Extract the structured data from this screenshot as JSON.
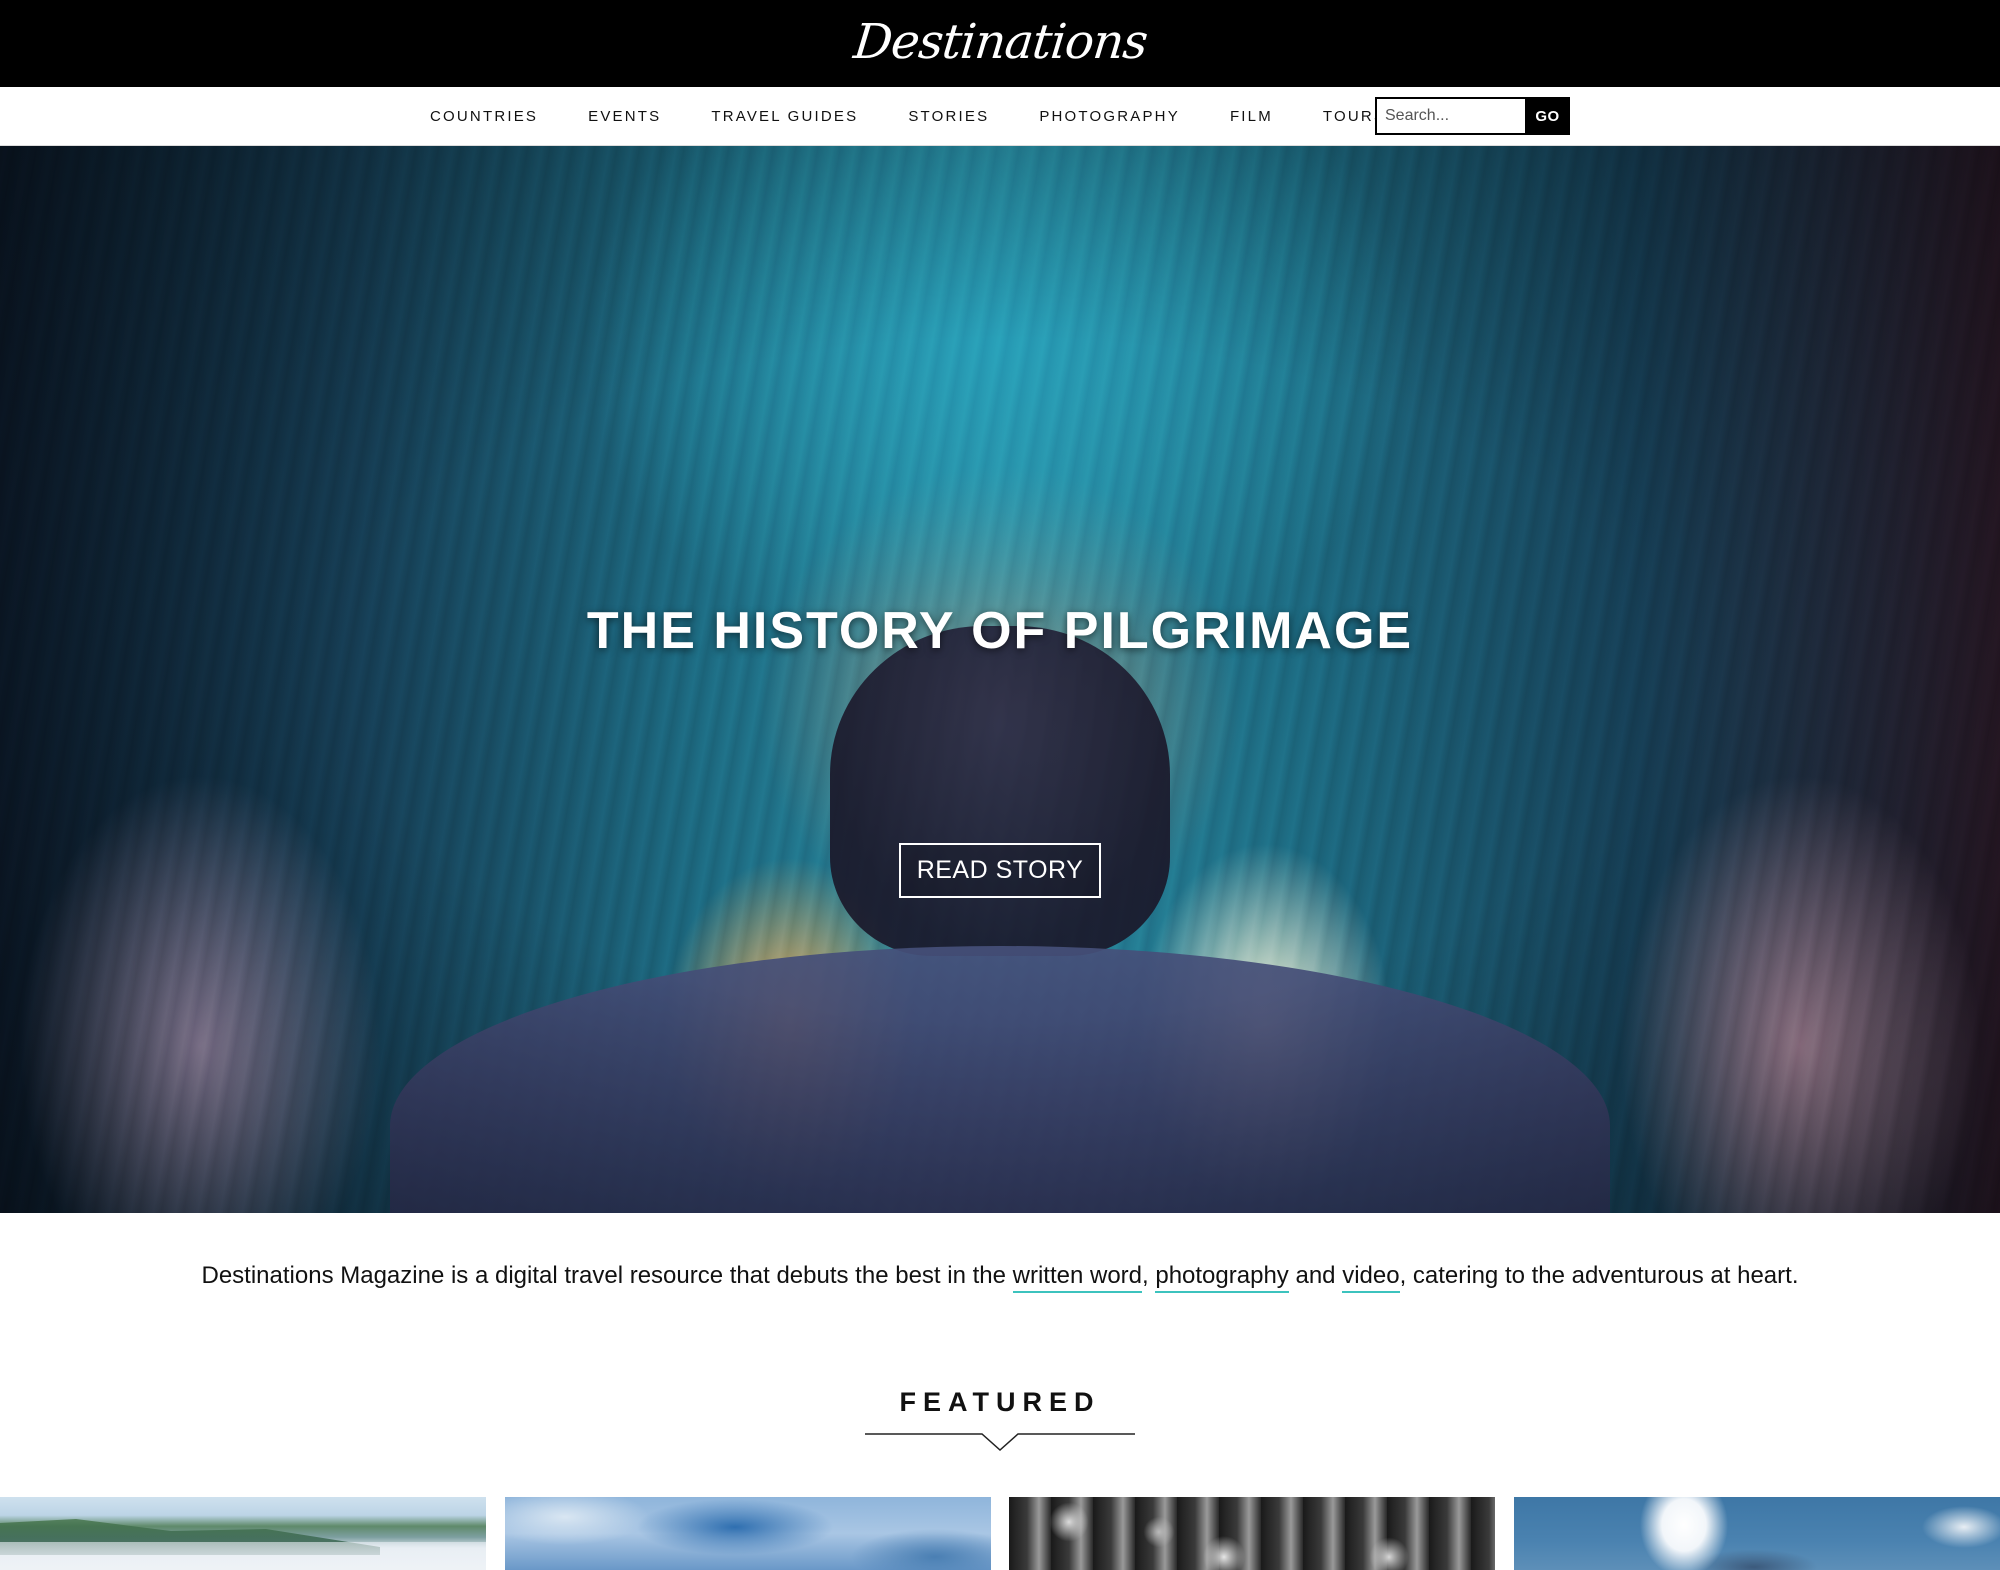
{
  "header": {
    "logo_text": "Destinations"
  },
  "nav": {
    "items": [
      {
        "label": "COUNTRIES"
      },
      {
        "label": "EVENTS"
      },
      {
        "label": "TRAVEL GUIDES"
      },
      {
        "label": "STORIES"
      },
      {
        "label": "PHOTOGRAPHY"
      },
      {
        "label": "FILM"
      },
      {
        "label": "TOURS"
      }
    ],
    "search": {
      "placeholder": "Search...",
      "value": "",
      "button_label": "GO"
    }
  },
  "hero": {
    "title": "THE HISTORY OF PILGRIMAGE",
    "button_label": "READ STORY",
    "image_alt": "Pilgrims inside a painted wooden arched chamber"
  },
  "intro": {
    "text_before": "Destinations Magazine is a digital travel resource that debuts the best in the ",
    "link_written_word": "written word",
    "sep1": ", ",
    "link_photography": "photography",
    "sep2": " and ",
    "link_video": "video",
    "text_after": ", catering to the adventurous at heart.",
    "link_underline_color": "#3cc3be"
  },
  "featured": {
    "title": "FEATURED",
    "cards": [
      {
        "image_alt": "Misty green coastal hills"
      },
      {
        "image_alt": "Blue sky with clouds"
      },
      {
        "image_alt": "Black and white skeleton costumes"
      },
      {
        "image_alt": "Sun shining in a blue sky with clouds"
      }
    ]
  },
  "colors": {
    "header_bg": "#000000",
    "accent": "#3cc3be",
    "text": "#111111"
  }
}
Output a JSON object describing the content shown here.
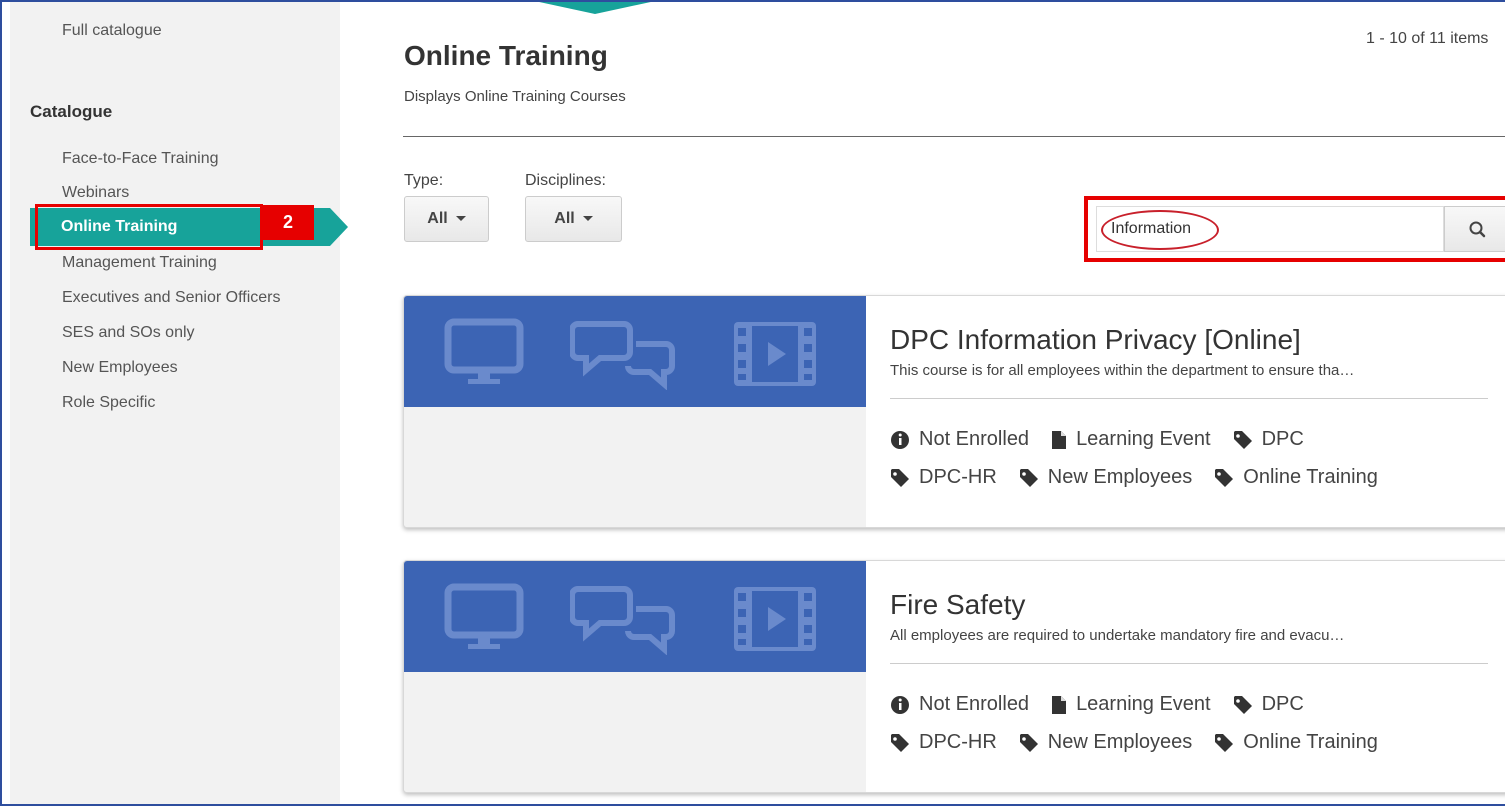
----------
- Problem to work on
Look through the entries above; copy every line holding the string "Destinations".

- Reply to the task
    "logo_text": "Destinations"
    "text_before": "Destinations Magazine is a digital travel resource that debuts the best in the ",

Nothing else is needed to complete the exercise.